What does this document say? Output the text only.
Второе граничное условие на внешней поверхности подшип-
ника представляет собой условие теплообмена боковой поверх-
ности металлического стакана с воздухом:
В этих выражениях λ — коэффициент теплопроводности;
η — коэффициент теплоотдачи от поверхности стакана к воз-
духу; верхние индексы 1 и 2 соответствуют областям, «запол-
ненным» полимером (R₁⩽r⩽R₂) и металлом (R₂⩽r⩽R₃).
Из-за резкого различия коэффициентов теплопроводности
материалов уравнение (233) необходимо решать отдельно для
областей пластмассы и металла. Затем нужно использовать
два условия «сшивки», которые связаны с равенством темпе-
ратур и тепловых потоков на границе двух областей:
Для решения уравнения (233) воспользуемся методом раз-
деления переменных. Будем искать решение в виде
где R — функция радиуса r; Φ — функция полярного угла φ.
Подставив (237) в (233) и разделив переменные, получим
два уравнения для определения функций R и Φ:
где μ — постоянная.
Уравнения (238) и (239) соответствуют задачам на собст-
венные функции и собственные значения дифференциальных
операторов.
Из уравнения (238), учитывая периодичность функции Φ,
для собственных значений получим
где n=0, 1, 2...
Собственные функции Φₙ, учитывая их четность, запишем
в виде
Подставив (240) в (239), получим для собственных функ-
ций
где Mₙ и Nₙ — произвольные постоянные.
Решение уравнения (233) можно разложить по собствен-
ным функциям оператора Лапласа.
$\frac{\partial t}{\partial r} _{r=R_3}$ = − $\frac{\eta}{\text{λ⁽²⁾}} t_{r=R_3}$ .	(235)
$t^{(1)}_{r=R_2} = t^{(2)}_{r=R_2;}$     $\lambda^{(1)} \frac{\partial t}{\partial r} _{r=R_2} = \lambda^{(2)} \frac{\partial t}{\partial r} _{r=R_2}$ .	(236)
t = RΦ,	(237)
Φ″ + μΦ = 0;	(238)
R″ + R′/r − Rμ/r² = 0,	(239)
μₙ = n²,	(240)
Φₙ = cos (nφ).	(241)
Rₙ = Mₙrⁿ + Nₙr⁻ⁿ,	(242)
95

******************************

## What you need to do
Identify all lines in the records above with the word "partial".

## Task answer
$\frac{\partial t}{\partial r} _{r=R_3}$ = − $\frac{\eta}{\text{λ⁽²⁾}} t_{r=R_3}$ .	(235)
$t^{(1)}_{r=R_2} = t^{(2)}_{r=R_2;}$     $\lambda^{(1)} \frac{\partial t}{\partial r} _{r=R_2} = \lambda^{(2)} \frac{\partial t}{\partial r} _{r=R_2}$ .	(236)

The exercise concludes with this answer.